— Start Records provided —

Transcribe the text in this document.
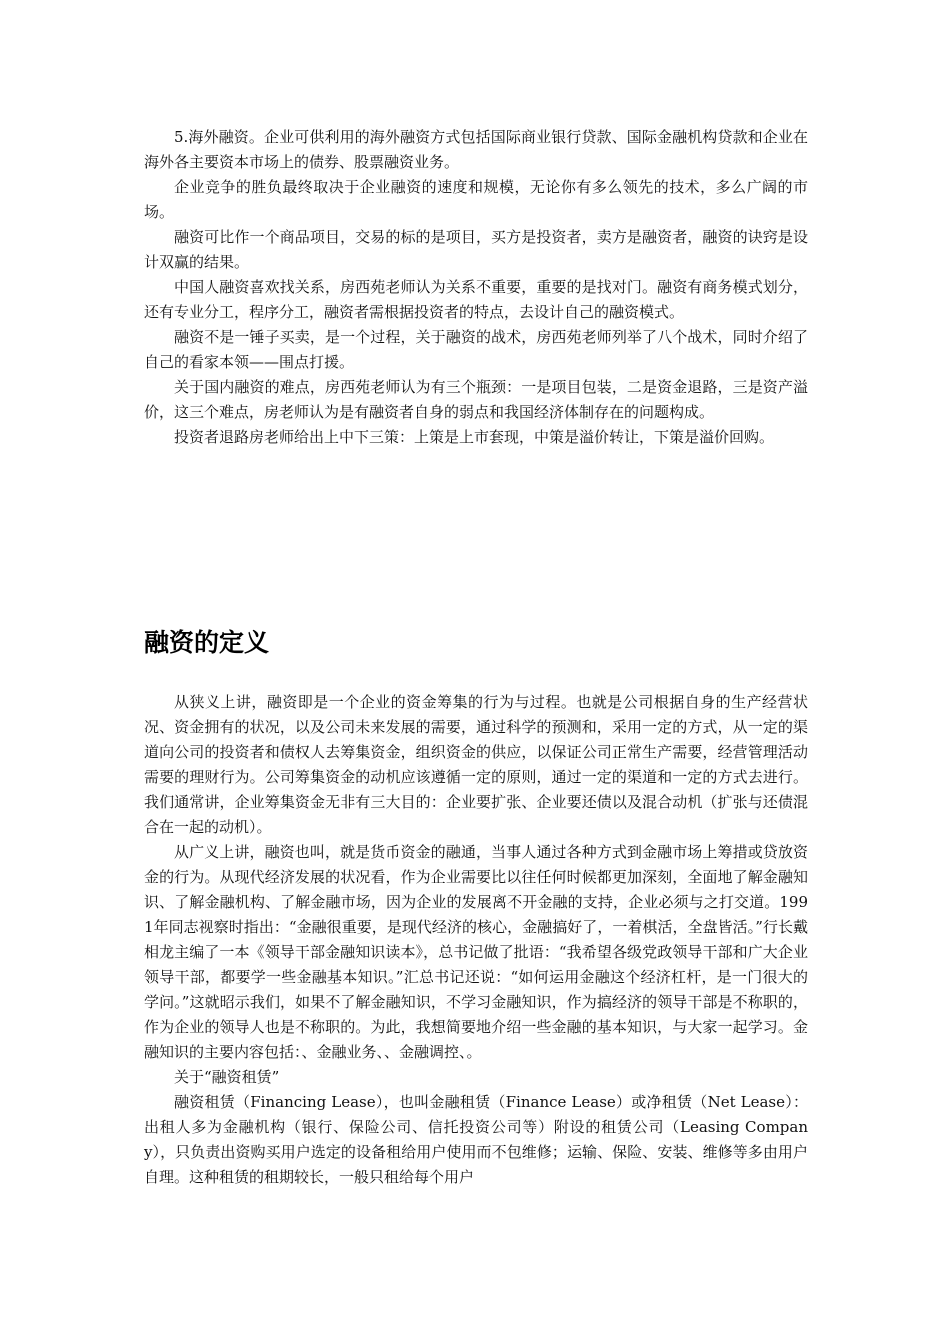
5.海外融资。企业可供利用的海外融资方式包括国际商业银行贷款、国际金融机构贷款和企业在海外各主要资本市场上的债券、股票融资业务。

企业竞争的胜负最终取决于企业融资的速度和规模，无论你有多么领先的技术，多么广阔的市场。

融资可比作一个商品项目，交易的标的是项目，买方是投资者，卖方是融资者，融资的诀窍是设计双赢的结果。

中国人融资喜欢找关系，房西苑老师认为关系不重要，重要的是找对门。融资有商务模式划分，还有专业分工，程序分工，融资者需根据投资者的特点，去设计自己的融资模式。

融资不是一锤子买卖，是一个过程，关于融资的战术，房西苑老师列举了八个战术，同时介绍了自己的看家本领——围点打援。

关于国内融资的难点，房西苑老师认为有三个瓶颈：一是项目包装，二是资金退路，三是资产溢价，这三个难点，房老师认为是有融资者自身的弱点和我国经济体制存在的问题构成。

投资者退路房老师给出上中下三策：上策是上市套现，中策是溢价转让，下策是溢价回购。

融资的定义

从狭义上讲，融资即是一个企业的资金筹集的行为与过程。也就是公司根据自身的生产经营状况、资金拥有的状况，以及公司未来发展的需要，通过科学的预测和，采用一定的方式，从一定的渠道向公司的投资者和债权人去筹集资金，组织资金的供应，以保证公司正常生产需要，经营管理活动需要的理财行为。公司筹集资金的动机应该遵循一定的原则，通过一定的渠道和一定的方式去进行。我们通常讲，企业筹集资金无非有三大目的：企业要扩张、企业要还债以及混合动机（扩张与还债混合在一起的动机）。

从广义上讲，融资也叫，就是货币资金的融通，当事人通过各种方式到金融市场上筹措或贷放资金的行为。从现代经济发展的状况看，作为企业需要比以往任何时候都更加深刻，全面地了解金融知识、了解金融机构、了解金融市场，因为企业的发展离不开金融的支持，企业必须与之打交道。1991年同志视察时指出：“金融很重要，是现代经济的核心，金融搞好了，一着棋活，全盘皆活。”行长戴相龙主编了一本《领导干部金融知识读本》，总书记做了批语：“我希望各级党政领导干部和广大企业领导干部，都要学一些金融基本知识。”汇总书记还说：“如何运用金融这个经济杠杆，是一门很大的学问。”这就昭示我们，如果不了解金融知识，不学习金融知识，作为搞经济的领导干部是不称职的，作为企业的领导人也是不称职的。为此，我想简要地介绍一些金融的基本知识，与大家一起学习。金融知识的主要内容包括：、金融业务、、金融调控、。

关于“融资租赁”

融资租赁（Financing Lease），也叫金融租赁（Finance Lease）或净租赁（Net Lease）：出租人多为金融机构（银行、保险公司、信托投资公司等）附设的租赁公司（Leasing Company），只负责出资购买用户选定的设备租给用户使用而不包维修；运输、保险、安装、维修等多由用户自理。这种租赁的租期较长，一般只租给每个用户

— End Records provided —

▶ **Goal**
The material above must be printed exactly, with its pictures left out.

▶ **Complete output**
Transcribe the text in this document.
5.海外融资。企业可供利用的海外融资方式包括国际商业银行贷款、国际金融机构贷款和企业在海外各主要资本市场上的债券、股票融资业务。

企业竞争的胜负最终取决于企业融资的速度和规模，无论你有多么领先的技术，多么广阔的市场。

融资可比作一个商品项目，交易的标的是项目，买方是投资者，卖方是融资者，融资的诀窍是设计双赢的结果。

中国人融资喜欢找关系，房西苑老师认为关系不重要，重要的是找对门。融资有商务模式划分，还有专业分工，程序分工，融资者需根据投资者的特点，去设计自己的融资模式。

融资不是一锤子买卖，是一个过程，关于融资的战术，房西苑老师列举了八个战术，同时介绍了自己的看家本领——围点打援。

关于国内融资的难点，房西苑老师认为有三个瓶颈：一是项目包装，二是资金退路，三是资产溢价，这三个难点，房老师认为是有融资者自身的弱点和我国经济体制存在的问题构成。

投资者退路房老师给出上中下三策：上策是上市套现，中策是溢价转让，下策是溢价回购。

融资的定义

从狭义上讲，融资即是一个企业的资金筹集的行为与过程。也就是公司根据自身的生产经营状况、资金拥有的状况，以及公司未来发展的需要，通过科学的预测和，采用一定的方式，从一定的渠道向公司的投资者和债权人去筹集资金，组织资金的供应，以保证公司正常生产需要，经营管理活动需要的理财行为。公司筹集资金的动机应该遵循一定的原则，通过一定的渠道和一定的方式去进行。我们通常讲，企业筹集资金无非有三大目的：企业要扩张、企业要还债以及混合动机（扩张与还债混合在一起的动机）。

从广义上讲，融资也叫，就是货币资金的融通，当事人通过各种方式到金融市场上筹措或贷放资金的行为。从现代经济发展的状况看，作为企业需要比以往任何时候都更加深刻，全面地了解金融知识、了解金融机构、了解金融市场，因为企业的发展离不开金融的支持，企业必须与之打交道。1991年同志视察时指出：“金融很重要，是现代经济的核心，金融搞好了，一着棋活，全盘皆活。”行长戴相龙主编了一本《领导干部金融知识读本》，总书记做了批语：“我希望各级党政领导干部和广大企业领导干部，都要学一些金融基本知识。”汇总书记还说：“如何运用金融这个经济杠杆，是一门很大的学问。”这就昭示我们，如果不了解金融知识，不学习金融知识，作为搞经济的领导干部是不称职的，作为企业的领导人也是不称职的。为此，我想简要地介绍一些金融的基本知识，与大家一起学习。金融知识的主要内容包括：、金融业务、、金融调控、。

关于“融资租赁”

融资租赁（Financing Lease），也叫金融租赁（Finance Lease）或净租赁（Net Lease）：出租人多为金融机构（银行、保险公司、信托投资公司等）附设的租赁公司（Leasing Company），只负责出资购买用户选定的设备租给用户使用而不包维修；运输、保险、安装、维修等多由用户自理。这种租赁的租期较长，一般只租给每个用户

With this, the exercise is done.